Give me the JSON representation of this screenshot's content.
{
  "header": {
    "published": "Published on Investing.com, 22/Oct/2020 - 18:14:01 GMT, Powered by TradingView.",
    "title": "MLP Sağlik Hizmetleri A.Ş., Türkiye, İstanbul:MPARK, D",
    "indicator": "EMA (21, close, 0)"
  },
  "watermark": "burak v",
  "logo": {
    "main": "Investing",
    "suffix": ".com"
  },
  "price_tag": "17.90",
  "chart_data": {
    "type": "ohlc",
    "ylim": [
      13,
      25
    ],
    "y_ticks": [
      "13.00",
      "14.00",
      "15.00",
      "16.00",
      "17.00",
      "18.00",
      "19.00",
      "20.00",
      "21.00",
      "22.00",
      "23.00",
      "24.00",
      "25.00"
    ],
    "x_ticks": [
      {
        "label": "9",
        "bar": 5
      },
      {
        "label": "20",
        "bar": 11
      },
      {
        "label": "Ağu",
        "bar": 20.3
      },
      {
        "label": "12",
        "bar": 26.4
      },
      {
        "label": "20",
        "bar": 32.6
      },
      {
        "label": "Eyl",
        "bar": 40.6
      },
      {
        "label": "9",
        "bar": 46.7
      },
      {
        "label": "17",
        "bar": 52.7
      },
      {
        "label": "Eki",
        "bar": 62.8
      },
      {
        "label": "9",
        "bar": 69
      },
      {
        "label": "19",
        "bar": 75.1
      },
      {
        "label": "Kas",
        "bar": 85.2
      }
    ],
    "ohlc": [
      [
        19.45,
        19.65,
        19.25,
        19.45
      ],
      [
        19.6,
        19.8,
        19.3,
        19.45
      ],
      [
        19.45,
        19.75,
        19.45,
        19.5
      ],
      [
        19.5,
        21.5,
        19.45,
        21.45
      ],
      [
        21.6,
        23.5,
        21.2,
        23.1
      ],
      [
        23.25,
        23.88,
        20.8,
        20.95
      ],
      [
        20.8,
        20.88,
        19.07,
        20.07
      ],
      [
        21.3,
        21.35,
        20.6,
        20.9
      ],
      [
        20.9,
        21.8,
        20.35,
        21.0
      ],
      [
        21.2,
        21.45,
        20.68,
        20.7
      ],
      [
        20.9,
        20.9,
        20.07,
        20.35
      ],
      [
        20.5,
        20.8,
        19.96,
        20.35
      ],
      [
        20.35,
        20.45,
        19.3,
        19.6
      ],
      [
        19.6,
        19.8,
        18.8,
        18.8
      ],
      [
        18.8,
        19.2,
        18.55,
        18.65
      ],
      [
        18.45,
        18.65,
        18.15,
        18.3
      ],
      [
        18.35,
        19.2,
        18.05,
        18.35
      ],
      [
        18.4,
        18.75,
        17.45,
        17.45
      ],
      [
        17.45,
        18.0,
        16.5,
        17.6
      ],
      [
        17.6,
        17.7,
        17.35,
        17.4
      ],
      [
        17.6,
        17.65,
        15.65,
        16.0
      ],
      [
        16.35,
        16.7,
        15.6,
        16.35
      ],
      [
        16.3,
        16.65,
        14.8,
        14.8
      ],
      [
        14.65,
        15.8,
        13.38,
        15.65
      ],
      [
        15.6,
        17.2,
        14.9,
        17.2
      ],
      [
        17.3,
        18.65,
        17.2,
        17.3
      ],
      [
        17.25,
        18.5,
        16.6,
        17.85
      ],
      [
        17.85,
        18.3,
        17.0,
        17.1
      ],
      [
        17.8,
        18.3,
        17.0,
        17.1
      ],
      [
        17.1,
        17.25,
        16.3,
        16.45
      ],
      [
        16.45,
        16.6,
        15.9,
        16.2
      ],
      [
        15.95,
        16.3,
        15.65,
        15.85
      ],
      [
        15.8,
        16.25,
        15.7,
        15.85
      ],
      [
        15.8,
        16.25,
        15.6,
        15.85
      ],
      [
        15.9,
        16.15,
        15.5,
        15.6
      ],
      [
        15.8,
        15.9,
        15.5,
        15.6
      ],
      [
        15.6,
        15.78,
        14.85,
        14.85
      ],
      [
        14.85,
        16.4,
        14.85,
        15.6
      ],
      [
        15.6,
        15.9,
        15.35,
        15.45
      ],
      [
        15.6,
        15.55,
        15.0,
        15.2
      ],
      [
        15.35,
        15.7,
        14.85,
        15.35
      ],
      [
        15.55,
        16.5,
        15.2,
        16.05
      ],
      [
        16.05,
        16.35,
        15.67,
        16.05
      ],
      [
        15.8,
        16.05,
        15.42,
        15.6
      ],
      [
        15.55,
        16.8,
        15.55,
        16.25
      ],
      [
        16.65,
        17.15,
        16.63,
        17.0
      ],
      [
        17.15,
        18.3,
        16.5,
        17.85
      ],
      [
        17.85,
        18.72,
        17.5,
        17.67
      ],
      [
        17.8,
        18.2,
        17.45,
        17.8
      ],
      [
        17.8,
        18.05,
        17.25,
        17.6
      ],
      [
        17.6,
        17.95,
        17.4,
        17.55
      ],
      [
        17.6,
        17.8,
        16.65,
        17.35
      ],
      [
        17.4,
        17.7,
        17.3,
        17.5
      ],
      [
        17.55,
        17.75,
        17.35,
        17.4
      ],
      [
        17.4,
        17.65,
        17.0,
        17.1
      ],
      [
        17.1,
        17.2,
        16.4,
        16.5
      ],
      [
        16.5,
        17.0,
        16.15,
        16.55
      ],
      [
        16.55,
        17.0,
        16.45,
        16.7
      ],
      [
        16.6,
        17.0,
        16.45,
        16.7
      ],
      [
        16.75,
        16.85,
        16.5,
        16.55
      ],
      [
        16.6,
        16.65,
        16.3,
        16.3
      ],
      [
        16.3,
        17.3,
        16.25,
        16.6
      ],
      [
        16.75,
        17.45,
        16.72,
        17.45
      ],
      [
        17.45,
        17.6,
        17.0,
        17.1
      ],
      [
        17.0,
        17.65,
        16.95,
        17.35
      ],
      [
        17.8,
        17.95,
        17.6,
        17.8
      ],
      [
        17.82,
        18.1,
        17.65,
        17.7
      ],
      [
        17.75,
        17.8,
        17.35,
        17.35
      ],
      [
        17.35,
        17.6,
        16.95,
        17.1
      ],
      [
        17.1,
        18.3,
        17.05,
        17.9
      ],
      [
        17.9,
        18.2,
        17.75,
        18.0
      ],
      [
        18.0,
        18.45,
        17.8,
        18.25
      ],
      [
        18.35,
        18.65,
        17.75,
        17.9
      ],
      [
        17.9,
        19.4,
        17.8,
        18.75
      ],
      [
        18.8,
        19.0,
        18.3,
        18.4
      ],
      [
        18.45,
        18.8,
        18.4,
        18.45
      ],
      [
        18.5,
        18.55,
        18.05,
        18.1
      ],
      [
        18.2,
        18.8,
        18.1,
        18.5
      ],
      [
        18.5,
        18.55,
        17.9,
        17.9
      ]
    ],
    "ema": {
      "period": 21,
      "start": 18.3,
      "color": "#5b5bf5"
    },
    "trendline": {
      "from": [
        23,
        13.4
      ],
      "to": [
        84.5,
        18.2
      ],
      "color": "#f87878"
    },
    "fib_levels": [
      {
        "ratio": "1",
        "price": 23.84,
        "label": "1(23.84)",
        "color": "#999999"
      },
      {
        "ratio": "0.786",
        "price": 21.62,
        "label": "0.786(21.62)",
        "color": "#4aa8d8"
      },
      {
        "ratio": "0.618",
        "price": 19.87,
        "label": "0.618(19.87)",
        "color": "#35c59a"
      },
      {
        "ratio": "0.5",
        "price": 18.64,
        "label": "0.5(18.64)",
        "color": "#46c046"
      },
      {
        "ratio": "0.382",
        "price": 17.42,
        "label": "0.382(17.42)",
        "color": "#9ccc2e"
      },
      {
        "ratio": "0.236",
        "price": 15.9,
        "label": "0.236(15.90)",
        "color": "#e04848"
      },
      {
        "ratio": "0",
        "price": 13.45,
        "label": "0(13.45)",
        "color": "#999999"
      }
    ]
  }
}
* * * *
# Task to complete
Write down the number of lines where the word "color" appears, and nothing further.

# Answer for the task
9